■ Collected data:
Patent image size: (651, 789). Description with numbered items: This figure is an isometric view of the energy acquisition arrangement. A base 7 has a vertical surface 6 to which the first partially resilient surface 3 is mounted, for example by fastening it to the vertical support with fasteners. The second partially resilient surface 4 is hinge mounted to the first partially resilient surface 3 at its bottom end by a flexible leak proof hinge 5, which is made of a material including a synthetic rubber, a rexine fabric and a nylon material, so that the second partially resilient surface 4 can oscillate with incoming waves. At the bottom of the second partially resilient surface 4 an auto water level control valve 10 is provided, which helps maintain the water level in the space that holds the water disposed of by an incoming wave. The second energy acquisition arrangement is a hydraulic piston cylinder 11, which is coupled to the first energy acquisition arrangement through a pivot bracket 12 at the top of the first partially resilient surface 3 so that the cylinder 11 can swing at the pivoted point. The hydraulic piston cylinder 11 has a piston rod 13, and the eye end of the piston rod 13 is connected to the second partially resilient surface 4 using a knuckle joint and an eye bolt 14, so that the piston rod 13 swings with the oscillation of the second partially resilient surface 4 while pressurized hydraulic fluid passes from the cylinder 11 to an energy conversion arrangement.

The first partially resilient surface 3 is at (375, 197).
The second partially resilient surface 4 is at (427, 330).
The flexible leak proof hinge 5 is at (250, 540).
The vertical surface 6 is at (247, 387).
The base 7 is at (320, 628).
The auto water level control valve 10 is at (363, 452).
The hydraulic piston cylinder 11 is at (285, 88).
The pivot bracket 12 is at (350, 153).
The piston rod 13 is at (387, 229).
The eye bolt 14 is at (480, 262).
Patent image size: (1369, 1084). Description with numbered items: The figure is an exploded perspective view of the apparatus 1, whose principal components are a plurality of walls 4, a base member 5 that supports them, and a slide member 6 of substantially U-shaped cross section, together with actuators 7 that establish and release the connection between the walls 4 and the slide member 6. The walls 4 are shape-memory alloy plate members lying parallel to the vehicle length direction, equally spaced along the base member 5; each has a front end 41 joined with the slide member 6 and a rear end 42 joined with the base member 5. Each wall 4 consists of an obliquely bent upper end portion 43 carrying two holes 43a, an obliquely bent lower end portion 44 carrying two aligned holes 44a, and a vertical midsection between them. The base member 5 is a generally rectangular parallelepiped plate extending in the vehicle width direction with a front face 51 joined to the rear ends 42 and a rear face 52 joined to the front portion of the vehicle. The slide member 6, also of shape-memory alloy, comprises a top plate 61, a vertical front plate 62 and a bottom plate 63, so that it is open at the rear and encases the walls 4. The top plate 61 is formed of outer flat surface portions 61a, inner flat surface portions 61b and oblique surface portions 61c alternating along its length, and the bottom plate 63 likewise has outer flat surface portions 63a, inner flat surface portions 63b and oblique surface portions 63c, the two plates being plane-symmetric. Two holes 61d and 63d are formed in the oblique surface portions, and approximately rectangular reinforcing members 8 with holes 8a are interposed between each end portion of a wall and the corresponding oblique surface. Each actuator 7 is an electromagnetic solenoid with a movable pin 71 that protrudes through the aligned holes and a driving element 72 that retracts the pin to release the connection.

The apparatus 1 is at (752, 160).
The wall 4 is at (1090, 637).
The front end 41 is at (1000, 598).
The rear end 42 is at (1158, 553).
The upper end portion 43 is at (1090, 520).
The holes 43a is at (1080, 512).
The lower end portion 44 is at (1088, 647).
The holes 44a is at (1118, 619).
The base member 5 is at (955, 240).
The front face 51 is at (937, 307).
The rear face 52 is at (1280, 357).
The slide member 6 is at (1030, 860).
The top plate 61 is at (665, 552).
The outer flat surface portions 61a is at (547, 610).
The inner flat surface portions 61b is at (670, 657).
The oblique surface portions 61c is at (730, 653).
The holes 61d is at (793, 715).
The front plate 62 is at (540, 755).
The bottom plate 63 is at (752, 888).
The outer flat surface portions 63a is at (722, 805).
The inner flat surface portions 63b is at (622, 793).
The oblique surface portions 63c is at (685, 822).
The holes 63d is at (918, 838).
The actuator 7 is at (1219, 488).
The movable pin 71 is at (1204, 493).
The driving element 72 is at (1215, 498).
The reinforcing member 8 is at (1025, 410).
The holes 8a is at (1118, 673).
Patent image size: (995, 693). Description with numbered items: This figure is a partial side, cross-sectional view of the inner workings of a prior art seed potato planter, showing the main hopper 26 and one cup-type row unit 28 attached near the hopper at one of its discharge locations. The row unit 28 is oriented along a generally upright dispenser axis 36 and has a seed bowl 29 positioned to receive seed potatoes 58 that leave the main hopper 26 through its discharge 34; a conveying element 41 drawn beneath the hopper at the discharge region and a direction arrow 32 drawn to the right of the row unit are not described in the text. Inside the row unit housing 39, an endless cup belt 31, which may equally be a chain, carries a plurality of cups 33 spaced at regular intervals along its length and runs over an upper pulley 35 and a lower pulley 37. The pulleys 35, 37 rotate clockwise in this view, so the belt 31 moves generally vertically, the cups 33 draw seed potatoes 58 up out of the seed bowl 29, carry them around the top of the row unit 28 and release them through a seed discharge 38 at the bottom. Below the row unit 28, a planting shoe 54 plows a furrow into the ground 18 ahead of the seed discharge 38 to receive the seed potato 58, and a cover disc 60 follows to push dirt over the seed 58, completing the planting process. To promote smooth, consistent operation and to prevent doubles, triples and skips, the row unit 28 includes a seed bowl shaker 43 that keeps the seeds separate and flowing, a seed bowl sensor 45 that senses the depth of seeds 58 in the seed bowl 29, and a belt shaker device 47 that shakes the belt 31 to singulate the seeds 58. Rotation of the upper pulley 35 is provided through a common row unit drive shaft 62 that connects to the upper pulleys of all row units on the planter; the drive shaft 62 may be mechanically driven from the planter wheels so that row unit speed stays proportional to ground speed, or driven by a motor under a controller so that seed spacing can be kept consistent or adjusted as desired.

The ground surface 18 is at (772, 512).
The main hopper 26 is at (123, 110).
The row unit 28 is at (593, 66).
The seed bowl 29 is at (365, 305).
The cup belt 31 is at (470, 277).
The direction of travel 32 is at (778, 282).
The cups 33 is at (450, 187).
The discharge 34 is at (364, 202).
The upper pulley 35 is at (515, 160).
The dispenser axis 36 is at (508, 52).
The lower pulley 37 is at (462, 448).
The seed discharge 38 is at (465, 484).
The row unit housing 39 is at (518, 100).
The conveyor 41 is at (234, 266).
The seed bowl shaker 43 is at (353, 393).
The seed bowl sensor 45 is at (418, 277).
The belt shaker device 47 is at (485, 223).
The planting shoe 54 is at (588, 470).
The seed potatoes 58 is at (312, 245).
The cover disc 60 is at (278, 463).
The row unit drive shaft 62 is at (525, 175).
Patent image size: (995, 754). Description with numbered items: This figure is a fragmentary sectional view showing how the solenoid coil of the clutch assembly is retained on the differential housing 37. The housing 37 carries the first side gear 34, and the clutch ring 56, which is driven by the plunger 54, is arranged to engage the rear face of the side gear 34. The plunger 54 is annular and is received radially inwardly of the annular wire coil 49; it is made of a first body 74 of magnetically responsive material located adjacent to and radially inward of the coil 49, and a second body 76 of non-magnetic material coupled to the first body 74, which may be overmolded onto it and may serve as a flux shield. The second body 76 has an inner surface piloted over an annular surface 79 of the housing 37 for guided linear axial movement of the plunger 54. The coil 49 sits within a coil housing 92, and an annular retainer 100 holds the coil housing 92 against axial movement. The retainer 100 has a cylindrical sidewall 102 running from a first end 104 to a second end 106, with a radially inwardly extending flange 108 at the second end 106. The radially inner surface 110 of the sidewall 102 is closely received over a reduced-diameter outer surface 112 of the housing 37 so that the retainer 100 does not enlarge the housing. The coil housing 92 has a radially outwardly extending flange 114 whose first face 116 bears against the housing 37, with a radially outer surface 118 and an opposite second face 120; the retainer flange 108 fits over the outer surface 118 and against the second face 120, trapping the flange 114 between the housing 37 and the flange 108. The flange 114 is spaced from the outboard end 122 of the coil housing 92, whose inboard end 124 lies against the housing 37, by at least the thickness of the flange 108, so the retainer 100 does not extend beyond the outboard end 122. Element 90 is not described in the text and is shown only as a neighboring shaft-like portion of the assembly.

■ Given request:
Copy out, word for word, the items from the very beginning up to and including the line that contains "The eye bolt 14 is at (480, 262).".

■ Written reply:
Patent image size: (651, 789). Description with numbered items: This figure is an isometric view of the energy acquisition arrangement. A base 7 has a vertical surface 6 to which the first partially resilient surface 3 is mounted, for example by fastening it to the vertical support with fasteners. The second partially resilient surface 4 is hinge mounted to the first partially resilient surface 3 at its bottom end by a flexible leak proof hinge 5, which is made of a material including a synthetic rubber, a rexine fabric and a nylon material, so that the second partially resilient surface 4 can oscillate with incoming waves. At the bottom of the second partially resilient surface 4 an auto water level control valve 10 is provided, which helps maintain the water level in the space that holds the water disposed of by an incoming wave. The second energy acquisition arrangement is a hydraulic piston cylinder 11, which is coupled to the first energy acquisition arrangement through a pivot bracket 12 at the top of the first partially resilient surface 3 so that the cylinder 11 can swing at the pivoted point. The hydraulic piston cylinder 11 has a piston rod 13, and the eye end of the piston rod 13 is connected to the second partially resilient surface 4 using a knuckle joint and an eye bolt 14, so that the piston rod 13 swings with the oscillation of the second partially resilient surface 4 while pressurized hydraulic fluid passes from the cylinder 11 to an energy conversion arrangement.

The first partially resilient surface 3 is at (375, 197).
The second partially resilient surface 4 is at (427, 330).
The flexible leak proof hinge 5 is at (250, 540).
The vertical surface 6 is at (247, 387).
The base 7 is at (320, 628).
The auto water level control valve 10 is at (363, 452).
The hydraulic piston cylinder 11 is at (285, 88).
The pivot bracket 12 is at (350, 153).
The piston rod 13 is at (387, 229).
The eye bolt 14 is at (480, 262).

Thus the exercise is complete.